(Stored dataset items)
═══
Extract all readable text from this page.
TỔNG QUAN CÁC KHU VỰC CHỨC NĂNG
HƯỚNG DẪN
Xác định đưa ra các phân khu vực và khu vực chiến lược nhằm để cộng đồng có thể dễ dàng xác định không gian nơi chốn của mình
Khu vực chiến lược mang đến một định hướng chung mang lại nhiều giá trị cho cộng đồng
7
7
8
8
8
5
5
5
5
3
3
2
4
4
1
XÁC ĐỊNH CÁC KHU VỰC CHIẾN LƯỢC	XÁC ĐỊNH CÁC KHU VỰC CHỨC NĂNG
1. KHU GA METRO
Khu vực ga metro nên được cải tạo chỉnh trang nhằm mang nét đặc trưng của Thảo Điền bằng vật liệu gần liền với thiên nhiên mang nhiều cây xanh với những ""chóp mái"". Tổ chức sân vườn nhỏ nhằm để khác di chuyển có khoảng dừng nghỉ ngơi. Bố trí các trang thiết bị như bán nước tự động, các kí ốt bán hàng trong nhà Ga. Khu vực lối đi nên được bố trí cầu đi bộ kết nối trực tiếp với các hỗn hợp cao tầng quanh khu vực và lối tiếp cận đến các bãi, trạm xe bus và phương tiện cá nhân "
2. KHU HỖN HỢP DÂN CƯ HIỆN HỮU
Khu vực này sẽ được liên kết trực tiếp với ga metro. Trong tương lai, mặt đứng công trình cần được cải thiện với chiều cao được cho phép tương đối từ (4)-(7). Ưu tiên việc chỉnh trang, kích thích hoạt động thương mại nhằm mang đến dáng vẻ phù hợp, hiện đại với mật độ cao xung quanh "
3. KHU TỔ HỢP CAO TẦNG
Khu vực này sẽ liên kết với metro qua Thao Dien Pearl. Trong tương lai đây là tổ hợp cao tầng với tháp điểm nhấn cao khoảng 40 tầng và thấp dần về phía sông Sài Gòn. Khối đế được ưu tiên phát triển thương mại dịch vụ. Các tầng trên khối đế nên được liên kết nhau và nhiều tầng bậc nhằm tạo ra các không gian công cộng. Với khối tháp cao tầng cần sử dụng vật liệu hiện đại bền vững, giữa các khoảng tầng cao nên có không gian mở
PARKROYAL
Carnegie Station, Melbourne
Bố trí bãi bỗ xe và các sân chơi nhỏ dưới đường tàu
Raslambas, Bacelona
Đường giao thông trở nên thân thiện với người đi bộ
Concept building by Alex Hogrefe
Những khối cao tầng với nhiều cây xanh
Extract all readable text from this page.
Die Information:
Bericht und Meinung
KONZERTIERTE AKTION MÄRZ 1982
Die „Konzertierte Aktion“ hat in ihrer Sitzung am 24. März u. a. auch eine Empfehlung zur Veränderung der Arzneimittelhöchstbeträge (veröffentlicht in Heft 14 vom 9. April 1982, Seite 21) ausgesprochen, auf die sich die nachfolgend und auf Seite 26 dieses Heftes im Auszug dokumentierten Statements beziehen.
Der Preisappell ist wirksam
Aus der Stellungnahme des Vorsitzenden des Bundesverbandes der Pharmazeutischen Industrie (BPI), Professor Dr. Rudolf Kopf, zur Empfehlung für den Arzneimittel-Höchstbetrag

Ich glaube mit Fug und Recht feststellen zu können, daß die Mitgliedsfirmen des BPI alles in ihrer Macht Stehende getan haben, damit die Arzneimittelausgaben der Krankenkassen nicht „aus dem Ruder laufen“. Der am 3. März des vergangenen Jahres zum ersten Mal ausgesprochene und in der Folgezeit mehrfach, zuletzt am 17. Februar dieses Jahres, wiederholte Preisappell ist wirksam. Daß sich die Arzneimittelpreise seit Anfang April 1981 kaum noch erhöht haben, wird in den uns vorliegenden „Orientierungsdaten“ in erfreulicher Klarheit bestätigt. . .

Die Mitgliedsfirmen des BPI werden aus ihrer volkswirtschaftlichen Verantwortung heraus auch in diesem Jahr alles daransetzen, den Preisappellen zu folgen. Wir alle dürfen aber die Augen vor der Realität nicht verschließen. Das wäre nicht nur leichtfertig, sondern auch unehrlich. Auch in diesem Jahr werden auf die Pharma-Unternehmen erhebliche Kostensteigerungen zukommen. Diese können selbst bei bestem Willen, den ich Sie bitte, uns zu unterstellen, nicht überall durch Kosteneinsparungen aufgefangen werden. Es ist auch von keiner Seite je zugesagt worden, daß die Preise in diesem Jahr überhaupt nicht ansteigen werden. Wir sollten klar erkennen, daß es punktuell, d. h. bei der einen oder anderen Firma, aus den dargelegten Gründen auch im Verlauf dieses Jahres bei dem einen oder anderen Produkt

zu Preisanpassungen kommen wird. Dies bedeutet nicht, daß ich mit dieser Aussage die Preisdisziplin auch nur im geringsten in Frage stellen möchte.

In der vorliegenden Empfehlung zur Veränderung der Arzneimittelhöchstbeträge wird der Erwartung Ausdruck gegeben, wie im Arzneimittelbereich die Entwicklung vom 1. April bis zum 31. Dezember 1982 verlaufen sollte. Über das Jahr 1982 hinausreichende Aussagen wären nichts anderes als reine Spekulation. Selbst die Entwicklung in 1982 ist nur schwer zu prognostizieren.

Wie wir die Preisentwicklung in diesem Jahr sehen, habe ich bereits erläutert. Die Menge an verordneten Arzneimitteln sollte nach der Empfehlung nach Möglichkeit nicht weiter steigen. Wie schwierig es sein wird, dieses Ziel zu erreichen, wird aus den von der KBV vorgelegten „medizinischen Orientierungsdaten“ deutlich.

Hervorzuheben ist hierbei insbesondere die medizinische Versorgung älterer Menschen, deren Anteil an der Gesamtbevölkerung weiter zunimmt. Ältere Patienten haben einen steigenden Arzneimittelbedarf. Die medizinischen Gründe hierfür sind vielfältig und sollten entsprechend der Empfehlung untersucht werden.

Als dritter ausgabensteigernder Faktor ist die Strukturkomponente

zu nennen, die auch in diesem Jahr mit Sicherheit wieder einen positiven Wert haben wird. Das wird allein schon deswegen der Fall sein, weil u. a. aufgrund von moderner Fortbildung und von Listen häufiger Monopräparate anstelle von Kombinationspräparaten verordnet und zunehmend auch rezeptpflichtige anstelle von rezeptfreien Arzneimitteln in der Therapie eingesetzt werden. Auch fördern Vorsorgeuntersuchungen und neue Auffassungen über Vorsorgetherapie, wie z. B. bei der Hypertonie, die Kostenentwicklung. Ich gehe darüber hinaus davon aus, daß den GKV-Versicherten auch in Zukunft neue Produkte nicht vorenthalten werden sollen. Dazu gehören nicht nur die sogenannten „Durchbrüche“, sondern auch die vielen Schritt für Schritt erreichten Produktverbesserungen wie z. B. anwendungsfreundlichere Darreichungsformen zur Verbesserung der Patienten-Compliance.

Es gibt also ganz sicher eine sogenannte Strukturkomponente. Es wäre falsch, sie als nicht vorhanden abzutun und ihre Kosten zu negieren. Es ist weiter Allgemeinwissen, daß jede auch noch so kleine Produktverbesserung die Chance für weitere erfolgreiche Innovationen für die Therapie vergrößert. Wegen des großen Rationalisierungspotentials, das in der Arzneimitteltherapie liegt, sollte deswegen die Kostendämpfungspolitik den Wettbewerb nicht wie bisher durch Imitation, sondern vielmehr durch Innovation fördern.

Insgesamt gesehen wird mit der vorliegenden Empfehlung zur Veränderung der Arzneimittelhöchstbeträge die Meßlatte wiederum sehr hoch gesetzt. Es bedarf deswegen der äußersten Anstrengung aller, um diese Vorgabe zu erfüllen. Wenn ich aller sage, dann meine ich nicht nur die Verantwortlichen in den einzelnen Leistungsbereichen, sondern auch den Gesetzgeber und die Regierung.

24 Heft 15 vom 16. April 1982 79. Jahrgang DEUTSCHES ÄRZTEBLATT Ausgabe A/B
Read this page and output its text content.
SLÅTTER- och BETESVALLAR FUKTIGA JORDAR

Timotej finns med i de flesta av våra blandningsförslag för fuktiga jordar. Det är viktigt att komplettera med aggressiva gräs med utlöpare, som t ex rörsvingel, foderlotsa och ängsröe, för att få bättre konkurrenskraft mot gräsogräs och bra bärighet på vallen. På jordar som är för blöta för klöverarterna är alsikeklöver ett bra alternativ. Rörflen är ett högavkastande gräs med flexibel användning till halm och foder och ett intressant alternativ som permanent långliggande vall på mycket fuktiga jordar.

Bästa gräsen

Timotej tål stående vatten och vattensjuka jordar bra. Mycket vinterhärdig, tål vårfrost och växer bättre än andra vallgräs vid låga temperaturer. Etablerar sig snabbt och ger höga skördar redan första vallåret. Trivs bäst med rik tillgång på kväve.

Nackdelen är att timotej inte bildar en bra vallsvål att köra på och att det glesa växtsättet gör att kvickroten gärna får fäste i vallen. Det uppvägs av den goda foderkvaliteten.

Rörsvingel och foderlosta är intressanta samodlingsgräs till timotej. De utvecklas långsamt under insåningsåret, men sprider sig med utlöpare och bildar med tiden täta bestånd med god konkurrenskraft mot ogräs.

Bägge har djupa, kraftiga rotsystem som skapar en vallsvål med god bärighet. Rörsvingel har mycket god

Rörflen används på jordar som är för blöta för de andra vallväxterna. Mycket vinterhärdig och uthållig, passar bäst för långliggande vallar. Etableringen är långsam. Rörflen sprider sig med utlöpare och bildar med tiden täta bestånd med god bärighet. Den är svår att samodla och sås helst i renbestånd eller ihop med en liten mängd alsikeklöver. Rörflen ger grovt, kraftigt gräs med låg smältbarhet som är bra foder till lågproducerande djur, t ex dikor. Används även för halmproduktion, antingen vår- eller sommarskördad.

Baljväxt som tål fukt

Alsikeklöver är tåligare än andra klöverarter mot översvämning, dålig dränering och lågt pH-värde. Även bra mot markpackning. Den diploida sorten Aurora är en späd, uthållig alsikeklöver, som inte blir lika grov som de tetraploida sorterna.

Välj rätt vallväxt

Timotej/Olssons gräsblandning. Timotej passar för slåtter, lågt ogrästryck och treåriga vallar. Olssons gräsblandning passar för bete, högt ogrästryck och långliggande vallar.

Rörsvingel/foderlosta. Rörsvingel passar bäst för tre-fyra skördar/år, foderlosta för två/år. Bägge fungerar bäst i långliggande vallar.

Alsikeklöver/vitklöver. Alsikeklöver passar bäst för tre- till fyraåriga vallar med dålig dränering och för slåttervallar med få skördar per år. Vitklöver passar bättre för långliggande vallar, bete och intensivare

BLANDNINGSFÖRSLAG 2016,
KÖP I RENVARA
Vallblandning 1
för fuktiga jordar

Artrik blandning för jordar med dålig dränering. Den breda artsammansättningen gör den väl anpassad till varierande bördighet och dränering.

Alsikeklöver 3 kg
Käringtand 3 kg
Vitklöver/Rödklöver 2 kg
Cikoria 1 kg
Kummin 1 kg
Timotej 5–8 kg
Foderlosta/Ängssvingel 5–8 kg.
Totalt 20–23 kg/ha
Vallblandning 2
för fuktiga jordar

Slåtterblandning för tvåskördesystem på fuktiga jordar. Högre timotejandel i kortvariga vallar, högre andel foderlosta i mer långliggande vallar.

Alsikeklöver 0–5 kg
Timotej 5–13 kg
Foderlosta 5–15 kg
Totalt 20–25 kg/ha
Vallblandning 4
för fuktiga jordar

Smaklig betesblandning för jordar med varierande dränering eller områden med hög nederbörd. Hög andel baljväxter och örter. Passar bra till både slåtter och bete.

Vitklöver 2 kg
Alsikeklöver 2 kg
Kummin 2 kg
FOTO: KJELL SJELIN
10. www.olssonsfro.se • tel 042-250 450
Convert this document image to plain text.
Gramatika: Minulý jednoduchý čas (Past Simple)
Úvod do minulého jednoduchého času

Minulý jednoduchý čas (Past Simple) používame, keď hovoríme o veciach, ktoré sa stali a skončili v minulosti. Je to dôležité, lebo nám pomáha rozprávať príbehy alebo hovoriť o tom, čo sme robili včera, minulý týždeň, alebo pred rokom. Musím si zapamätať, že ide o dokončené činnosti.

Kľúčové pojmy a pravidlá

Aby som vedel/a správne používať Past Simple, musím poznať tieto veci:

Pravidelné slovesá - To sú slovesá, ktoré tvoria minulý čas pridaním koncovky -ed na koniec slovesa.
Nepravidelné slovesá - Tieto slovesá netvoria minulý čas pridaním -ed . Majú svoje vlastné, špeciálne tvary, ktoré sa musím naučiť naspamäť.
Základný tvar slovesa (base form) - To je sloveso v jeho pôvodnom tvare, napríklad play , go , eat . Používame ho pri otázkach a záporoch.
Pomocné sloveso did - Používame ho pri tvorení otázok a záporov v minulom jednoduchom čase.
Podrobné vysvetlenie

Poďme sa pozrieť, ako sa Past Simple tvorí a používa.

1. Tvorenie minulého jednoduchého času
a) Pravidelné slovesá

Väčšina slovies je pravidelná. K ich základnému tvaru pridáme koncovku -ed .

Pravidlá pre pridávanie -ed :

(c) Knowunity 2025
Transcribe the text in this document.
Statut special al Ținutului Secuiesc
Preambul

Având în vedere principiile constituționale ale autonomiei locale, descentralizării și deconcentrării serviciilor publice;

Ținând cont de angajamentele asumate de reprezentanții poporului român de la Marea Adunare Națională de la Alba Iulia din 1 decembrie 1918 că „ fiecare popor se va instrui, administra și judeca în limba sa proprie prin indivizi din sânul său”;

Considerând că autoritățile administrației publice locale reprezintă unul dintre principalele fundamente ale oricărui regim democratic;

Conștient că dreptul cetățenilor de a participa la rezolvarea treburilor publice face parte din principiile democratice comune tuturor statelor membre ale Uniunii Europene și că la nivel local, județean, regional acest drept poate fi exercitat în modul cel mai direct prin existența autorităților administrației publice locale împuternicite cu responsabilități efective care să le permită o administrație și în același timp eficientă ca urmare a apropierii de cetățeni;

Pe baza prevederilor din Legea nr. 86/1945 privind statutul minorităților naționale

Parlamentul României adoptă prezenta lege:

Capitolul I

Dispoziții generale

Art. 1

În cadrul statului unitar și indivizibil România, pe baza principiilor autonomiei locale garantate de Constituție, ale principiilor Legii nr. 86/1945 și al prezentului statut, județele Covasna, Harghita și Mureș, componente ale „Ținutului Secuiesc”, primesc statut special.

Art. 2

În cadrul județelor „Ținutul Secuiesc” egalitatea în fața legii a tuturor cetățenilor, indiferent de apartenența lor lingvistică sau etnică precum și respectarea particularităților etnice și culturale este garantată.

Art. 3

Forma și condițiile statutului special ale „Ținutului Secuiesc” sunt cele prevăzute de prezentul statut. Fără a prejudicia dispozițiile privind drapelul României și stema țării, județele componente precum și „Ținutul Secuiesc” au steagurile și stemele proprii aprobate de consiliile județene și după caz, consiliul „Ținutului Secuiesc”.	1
═══
GIVEN TASK =
Pick out and copy every line that contains the word "eller".

TASK OUTPUT =
Rörflen används på jordar som är för blöta för de andra vallväxterna. Mycket vinterhärdig och uthållig, passar bäst för långliggande vallar. Etableringen är långsam. Rörflen sprider sig med utlöpare och bildar med tiden täta bestånd med god bärighet. Den är svår att samodla och sås helst i renbestånd eller ihop med en liten mängd alsikeklöver. Rörflen ger grovt, kraftigt gräs med låg smältbarhet som är bra foder till lågproducerande djur, t ex dikor. Används även för halmproduktion, antingen vår- eller sommarskördad.
Smaklig betesblandning för jordar med varierande dränering eller områden med hög nederbörd. Hög andel baljväxter och örter. Passar bra till både slåtter och bete.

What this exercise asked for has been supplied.